— Start DATA SUPPLIED —
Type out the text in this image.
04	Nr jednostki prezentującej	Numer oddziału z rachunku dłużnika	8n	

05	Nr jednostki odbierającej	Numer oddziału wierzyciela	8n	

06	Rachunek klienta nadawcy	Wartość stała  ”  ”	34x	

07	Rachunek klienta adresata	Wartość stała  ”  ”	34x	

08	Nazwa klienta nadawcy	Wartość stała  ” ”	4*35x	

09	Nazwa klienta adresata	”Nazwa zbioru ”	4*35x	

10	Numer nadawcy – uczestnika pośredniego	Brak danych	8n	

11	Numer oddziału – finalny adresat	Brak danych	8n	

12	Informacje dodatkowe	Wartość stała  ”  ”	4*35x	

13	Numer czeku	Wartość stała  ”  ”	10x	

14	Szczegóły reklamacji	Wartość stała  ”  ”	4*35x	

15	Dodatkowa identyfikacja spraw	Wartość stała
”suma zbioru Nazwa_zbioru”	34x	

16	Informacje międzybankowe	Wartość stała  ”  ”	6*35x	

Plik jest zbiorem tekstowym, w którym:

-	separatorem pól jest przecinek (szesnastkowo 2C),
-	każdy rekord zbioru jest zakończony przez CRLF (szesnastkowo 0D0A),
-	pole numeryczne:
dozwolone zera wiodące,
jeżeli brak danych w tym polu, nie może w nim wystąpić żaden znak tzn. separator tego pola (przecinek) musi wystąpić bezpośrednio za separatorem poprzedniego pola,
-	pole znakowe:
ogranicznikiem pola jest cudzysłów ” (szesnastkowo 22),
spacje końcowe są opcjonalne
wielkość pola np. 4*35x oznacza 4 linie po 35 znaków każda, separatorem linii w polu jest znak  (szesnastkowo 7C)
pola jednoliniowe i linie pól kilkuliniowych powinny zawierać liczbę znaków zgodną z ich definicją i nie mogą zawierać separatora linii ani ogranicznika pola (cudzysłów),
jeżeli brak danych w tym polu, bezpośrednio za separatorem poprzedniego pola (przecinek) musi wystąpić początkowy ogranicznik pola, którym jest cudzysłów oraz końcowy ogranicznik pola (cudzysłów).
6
— End DATA SUPPLIED —
> [GIVEN PROBLEM]: Repeat all the entries exactly as given.

> [WRITTEN RESPONSE]:
Type out the text in this image.
04	Nr jednostki prezentującej	Numer oddziału z rachunku dłużnika	8n	

05	Nr jednostki odbierającej	Numer oddziału wierzyciela	8n	

06	Rachunek klienta nadawcy	Wartość stała  ”  ”	34x	

07	Rachunek klienta adresata	Wartość stała  ”  ”	34x	

08	Nazwa klienta nadawcy	Wartość stała  ” ”	4*35x	

09	Nazwa klienta adresata	”Nazwa zbioru ”	4*35x	

10	Numer nadawcy – uczestnika pośredniego	Brak danych	8n	

11	Numer oddziału – finalny adresat	Brak danych	8n	

12	Informacje dodatkowe	Wartość stała  ”  ”	4*35x	

13	Numer czeku	Wartość stała  ”  ”	10x	

14	Szczegóły reklamacji	Wartość stała  ”  ”	4*35x	

15	Dodatkowa identyfikacja spraw	Wartość stała
”suma zbioru Nazwa_zbioru”	34x	

16	Informacje międzybankowe	Wartość stała  ”  ”	6*35x	

Plik jest zbiorem tekstowym, w którym:

-	separatorem pól jest przecinek (szesnastkowo 2C),
-	każdy rekord zbioru jest zakończony przez CRLF (szesnastkowo 0D0A),
-	pole numeryczne:
dozwolone zera wiodące,
jeżeli brak danych w tym polu, nie może w nim wystąpić żaden znak tzn. separator tego pola (przecinek) musi wystąpić bezpośrednio za separatorem poprzedniego pola,
-	pole znakowe:
ogranicznikiem pola jest cudzysłów ” (szesnastkowo 22),
spacje końcowe są opcjonalne
wielkość pola np. 4*35x oznacza 4 linie po 35 znaków każda, separatorem linii w polu jest znak  (szesnastkowo 7C)
pola jednoliniowe i linie pól kilkuliniowych powinny zawierać liczbę znaków zgodną z ich definicją i nie mogą zawierać separatora linii ani ogranicznika pola (cudzysłów),
jeżeli brak danych w tym polu, bezpośrednio za separatorem poprzedniego pola (przecinek) musi wystąpić początkowy ogranicznik pola, którym jest cudzysłów oraz końcowy ogranicznik pola (cudzysłów).
6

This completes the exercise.